> _Short exercise_
Look through the listing for the word "在校期间". Copy each line that has it.

> _Information supplied_
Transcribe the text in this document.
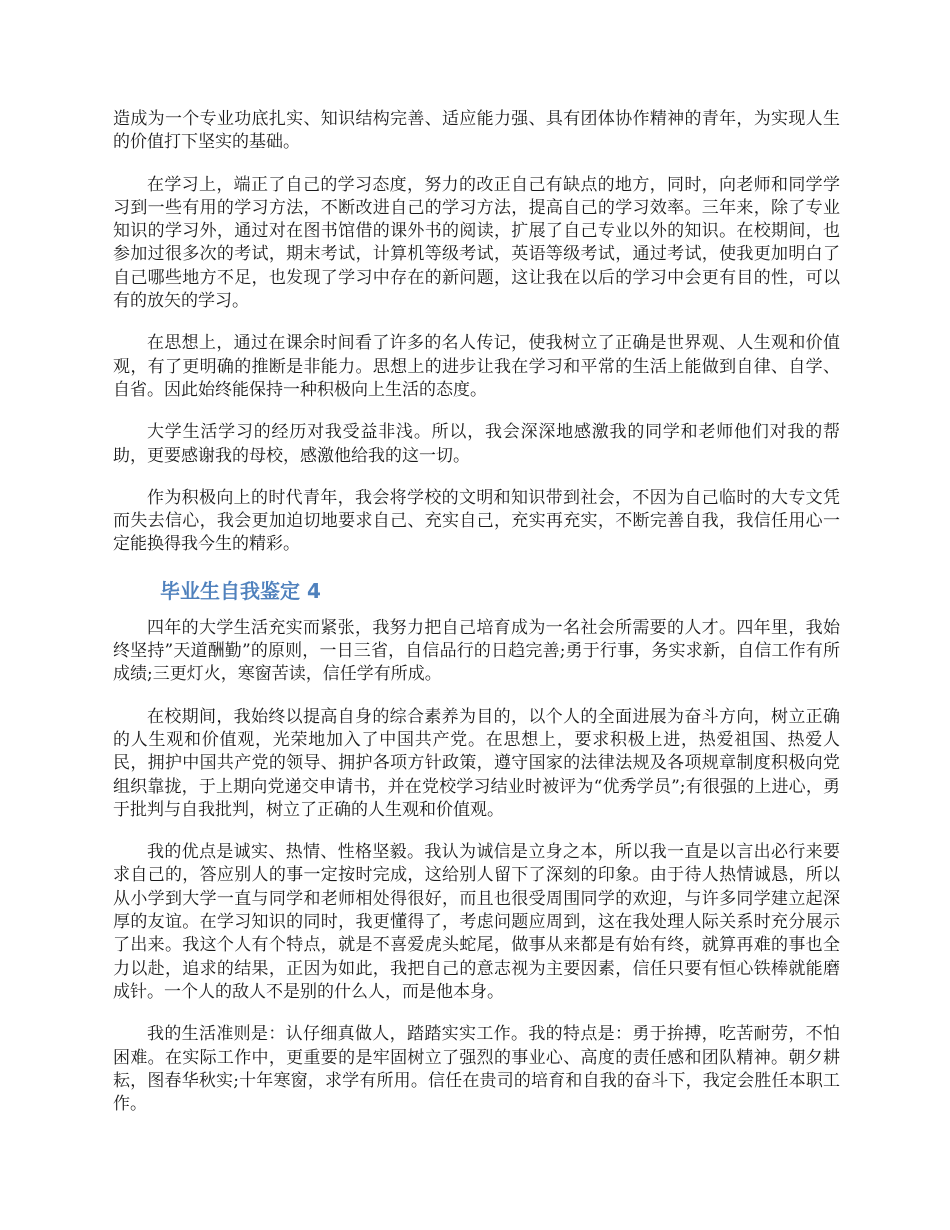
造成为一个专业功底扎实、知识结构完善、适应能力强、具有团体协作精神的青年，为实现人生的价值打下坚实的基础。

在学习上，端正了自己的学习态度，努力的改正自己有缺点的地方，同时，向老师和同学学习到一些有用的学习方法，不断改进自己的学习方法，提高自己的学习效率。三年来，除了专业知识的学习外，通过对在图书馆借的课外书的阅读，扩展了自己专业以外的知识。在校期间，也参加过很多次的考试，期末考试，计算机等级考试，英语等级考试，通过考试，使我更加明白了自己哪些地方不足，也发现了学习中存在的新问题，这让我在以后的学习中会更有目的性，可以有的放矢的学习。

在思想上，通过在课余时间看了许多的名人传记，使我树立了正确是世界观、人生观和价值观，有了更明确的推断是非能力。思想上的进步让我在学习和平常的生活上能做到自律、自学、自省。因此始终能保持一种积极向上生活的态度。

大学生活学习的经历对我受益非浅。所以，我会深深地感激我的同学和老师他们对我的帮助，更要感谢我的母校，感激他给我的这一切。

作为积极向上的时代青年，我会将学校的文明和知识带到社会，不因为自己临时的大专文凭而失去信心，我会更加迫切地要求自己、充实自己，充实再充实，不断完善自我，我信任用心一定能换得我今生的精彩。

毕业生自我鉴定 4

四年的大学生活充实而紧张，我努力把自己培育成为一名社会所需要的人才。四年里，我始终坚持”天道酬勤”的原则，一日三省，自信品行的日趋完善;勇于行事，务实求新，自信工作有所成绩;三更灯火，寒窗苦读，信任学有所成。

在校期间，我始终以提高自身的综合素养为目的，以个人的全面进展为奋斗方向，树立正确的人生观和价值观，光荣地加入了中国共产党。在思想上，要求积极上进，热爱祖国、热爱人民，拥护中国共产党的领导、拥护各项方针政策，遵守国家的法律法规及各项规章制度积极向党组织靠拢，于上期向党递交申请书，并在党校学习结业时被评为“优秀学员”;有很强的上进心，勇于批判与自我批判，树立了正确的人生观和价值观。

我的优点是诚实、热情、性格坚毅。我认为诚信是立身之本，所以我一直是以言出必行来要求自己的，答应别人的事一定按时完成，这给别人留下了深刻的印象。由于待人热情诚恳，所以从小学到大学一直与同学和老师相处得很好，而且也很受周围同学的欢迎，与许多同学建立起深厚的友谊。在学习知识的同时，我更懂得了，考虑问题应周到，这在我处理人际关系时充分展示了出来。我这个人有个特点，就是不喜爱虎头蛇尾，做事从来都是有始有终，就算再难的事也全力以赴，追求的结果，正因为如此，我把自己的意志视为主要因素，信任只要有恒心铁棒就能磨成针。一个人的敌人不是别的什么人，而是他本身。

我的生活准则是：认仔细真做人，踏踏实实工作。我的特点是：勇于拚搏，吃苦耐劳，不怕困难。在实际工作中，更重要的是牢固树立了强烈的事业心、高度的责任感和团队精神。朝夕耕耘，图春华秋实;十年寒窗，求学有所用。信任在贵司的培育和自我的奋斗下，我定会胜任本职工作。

> _Reply_
在学习上，端正了自己的学习态度，努力的改正自己有缺点的地方，同时，向老师和同学学习到一些有用的学习方法，不断改进自己的学习方法，提高自己的学习效率。三年来，除了专业知识的学习外，通过对在图书馆借的课外书的阅读，扩展了自己专业以外的知识。在校期间，也参加过很多次的考试，期末考试，计算机等级考试，英语等级考试，通过考试，使我更加明白了自己哪些地方不足，也发现了学习中存在的新问题，这让我在以后的学习中会更有目的性，可以有的放矢的学习。
在校期间，我始终以提高自身的综合素养为目的，以个人的全面进展为奋斗方向，树立正确的人生观和价值观，光荣地加入了中国共产党。在思想上，要求积极上进，热爱祖国、热爱人民，拥护中国共产党的领导、拥护各项方针政策，遵守国家的法律法规及各项规章制度积极向党组织靠拢，于上期向党递交申请书，并在党校学习结业时被评为“优秀学员”;有很强的上进心，勇于批判与自我批判，树立了正确的人生观和价值观。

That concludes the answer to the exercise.